*What you will do:* Find and copy every line in the records that includes the string "text".

Source records:
- - - - -
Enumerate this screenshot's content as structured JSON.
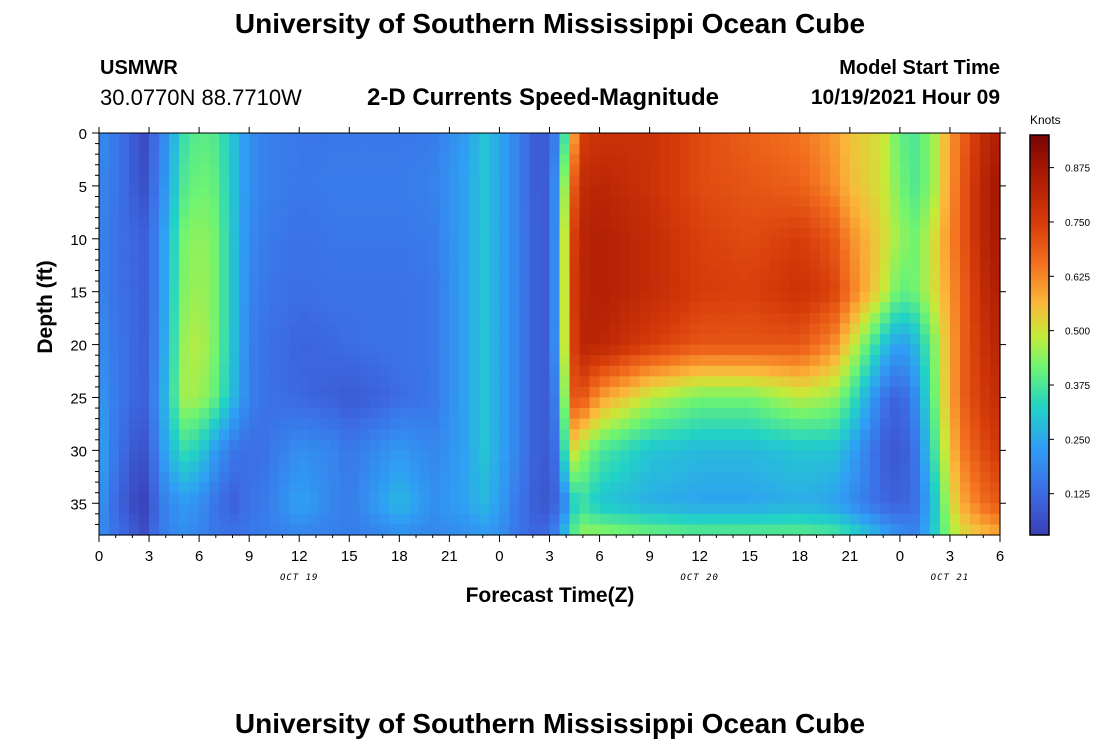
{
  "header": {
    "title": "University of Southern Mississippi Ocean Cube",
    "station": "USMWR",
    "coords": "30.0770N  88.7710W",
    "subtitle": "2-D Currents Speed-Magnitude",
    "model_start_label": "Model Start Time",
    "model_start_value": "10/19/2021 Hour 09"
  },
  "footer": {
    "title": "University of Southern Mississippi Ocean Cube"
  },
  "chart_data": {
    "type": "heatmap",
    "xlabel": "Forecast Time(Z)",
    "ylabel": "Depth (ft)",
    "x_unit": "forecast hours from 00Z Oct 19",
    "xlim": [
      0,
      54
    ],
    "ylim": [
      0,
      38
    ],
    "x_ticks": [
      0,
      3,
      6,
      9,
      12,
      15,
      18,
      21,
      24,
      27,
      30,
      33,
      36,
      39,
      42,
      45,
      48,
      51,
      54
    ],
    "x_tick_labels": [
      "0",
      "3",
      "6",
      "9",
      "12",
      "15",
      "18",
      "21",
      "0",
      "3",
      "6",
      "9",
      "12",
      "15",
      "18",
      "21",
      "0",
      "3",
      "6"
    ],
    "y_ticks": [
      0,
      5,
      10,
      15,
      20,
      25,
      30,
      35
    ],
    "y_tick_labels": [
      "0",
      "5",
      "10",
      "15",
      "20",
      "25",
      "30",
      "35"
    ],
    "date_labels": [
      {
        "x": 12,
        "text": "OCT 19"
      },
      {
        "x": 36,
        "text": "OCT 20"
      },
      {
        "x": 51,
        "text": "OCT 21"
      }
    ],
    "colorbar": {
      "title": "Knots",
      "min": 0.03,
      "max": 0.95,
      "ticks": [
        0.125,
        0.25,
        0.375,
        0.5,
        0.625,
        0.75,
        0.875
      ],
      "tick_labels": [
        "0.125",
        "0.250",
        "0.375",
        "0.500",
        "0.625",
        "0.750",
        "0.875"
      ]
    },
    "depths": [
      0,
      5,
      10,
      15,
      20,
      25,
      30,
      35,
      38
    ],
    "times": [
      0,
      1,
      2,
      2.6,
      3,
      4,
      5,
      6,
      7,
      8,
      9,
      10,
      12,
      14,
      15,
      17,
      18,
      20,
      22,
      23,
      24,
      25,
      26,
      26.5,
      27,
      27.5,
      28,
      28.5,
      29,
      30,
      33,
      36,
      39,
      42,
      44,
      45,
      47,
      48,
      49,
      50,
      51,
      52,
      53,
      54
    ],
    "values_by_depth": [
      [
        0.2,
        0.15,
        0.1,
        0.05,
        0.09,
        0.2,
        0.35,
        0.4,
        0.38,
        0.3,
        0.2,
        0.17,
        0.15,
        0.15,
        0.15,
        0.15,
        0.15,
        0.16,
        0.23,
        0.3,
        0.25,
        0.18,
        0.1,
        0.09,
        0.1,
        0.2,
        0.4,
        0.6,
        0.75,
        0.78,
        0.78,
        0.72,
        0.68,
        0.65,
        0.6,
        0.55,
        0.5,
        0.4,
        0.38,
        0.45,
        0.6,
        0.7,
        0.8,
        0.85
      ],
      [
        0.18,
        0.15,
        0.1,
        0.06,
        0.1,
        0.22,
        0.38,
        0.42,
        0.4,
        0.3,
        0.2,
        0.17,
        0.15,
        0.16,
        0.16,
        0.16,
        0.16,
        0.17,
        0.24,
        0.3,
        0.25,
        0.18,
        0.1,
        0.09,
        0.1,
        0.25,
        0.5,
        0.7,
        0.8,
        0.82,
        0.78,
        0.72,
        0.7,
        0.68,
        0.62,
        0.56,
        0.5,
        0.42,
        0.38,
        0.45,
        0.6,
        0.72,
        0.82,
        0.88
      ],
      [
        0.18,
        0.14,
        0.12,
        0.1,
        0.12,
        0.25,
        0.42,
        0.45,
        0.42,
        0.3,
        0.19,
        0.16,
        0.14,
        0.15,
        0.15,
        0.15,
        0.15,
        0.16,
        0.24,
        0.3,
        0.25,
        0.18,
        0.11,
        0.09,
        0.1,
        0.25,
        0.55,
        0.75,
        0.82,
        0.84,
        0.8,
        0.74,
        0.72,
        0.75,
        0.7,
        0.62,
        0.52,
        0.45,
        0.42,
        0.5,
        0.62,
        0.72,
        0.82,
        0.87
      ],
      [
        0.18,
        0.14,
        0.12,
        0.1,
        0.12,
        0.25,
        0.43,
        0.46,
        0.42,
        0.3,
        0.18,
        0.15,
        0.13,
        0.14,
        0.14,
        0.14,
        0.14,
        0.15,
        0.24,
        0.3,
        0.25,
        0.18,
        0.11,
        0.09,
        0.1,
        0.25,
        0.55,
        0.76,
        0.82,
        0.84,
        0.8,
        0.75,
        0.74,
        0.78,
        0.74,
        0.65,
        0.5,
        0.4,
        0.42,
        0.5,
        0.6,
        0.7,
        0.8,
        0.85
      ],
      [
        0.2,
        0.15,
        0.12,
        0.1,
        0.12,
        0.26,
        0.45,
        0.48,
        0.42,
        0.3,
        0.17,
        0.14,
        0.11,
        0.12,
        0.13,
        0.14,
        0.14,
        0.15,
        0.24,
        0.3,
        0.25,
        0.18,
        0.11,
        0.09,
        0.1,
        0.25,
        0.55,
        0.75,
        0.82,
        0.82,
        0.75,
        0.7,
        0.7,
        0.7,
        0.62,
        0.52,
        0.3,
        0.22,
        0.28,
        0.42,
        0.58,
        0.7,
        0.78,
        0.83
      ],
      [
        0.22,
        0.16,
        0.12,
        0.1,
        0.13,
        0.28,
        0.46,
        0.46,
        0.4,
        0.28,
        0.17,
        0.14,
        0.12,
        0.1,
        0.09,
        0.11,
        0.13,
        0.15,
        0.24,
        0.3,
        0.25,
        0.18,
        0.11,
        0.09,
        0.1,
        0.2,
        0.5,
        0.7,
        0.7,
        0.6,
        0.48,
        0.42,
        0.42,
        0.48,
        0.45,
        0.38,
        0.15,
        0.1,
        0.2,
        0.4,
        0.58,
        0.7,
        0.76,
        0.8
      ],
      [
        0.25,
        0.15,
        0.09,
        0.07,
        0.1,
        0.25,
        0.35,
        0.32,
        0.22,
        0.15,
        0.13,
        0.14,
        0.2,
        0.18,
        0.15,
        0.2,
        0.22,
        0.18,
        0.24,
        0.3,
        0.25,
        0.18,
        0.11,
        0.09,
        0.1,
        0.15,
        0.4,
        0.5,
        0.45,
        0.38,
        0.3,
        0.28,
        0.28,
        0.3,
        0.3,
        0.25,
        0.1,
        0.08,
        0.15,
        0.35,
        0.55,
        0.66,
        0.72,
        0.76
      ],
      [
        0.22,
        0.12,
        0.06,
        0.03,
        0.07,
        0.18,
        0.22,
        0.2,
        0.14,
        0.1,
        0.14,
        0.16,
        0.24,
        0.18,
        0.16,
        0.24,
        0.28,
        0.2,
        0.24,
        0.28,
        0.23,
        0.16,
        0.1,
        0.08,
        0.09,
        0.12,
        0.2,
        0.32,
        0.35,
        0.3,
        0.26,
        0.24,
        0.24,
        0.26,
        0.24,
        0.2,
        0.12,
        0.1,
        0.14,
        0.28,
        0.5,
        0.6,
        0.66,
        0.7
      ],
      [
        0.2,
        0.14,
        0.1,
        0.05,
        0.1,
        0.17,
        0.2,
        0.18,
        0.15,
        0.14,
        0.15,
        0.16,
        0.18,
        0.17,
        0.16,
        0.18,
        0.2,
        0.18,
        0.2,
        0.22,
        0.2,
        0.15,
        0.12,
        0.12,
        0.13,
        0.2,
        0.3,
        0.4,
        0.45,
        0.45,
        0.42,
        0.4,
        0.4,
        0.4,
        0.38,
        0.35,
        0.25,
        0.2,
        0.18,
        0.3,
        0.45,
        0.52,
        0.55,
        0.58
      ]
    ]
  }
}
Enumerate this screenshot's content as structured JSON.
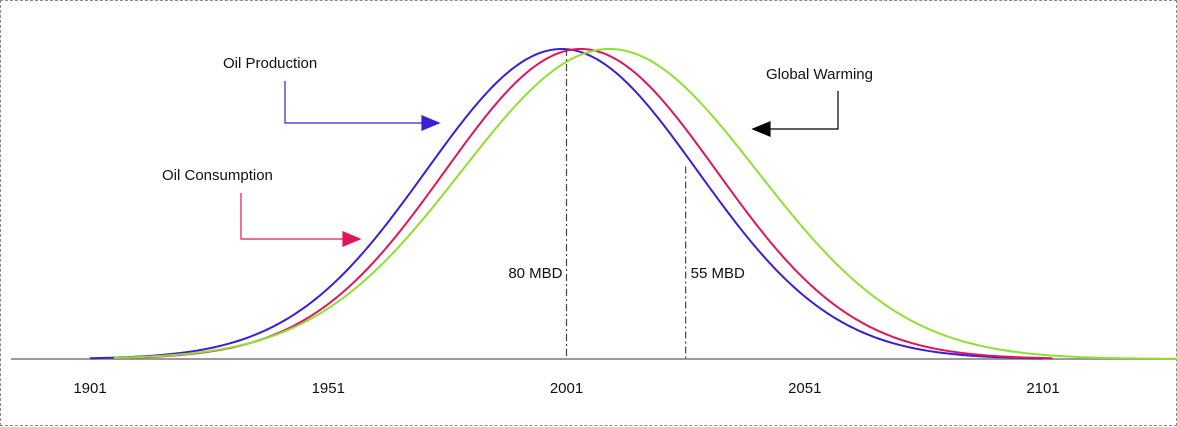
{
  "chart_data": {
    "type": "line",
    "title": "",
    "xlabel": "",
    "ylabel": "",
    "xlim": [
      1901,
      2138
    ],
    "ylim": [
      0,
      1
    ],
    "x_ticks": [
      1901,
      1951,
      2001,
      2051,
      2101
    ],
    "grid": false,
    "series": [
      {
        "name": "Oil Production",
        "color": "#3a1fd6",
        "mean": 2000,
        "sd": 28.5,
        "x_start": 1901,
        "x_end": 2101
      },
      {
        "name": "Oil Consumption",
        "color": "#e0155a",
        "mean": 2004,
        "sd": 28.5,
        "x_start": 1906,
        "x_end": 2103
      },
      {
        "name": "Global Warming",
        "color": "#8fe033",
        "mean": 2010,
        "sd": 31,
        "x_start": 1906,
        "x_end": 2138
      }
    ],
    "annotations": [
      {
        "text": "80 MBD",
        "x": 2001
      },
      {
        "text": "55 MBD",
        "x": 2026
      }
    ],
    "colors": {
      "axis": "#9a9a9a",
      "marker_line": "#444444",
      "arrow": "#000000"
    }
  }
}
- - - - -
*Result below:*
        "text": "OCT 19"
        "text": "OCT 20"
        "text": "OCT 21"
        "text": "80 MBD",
        "text": "55 MBD",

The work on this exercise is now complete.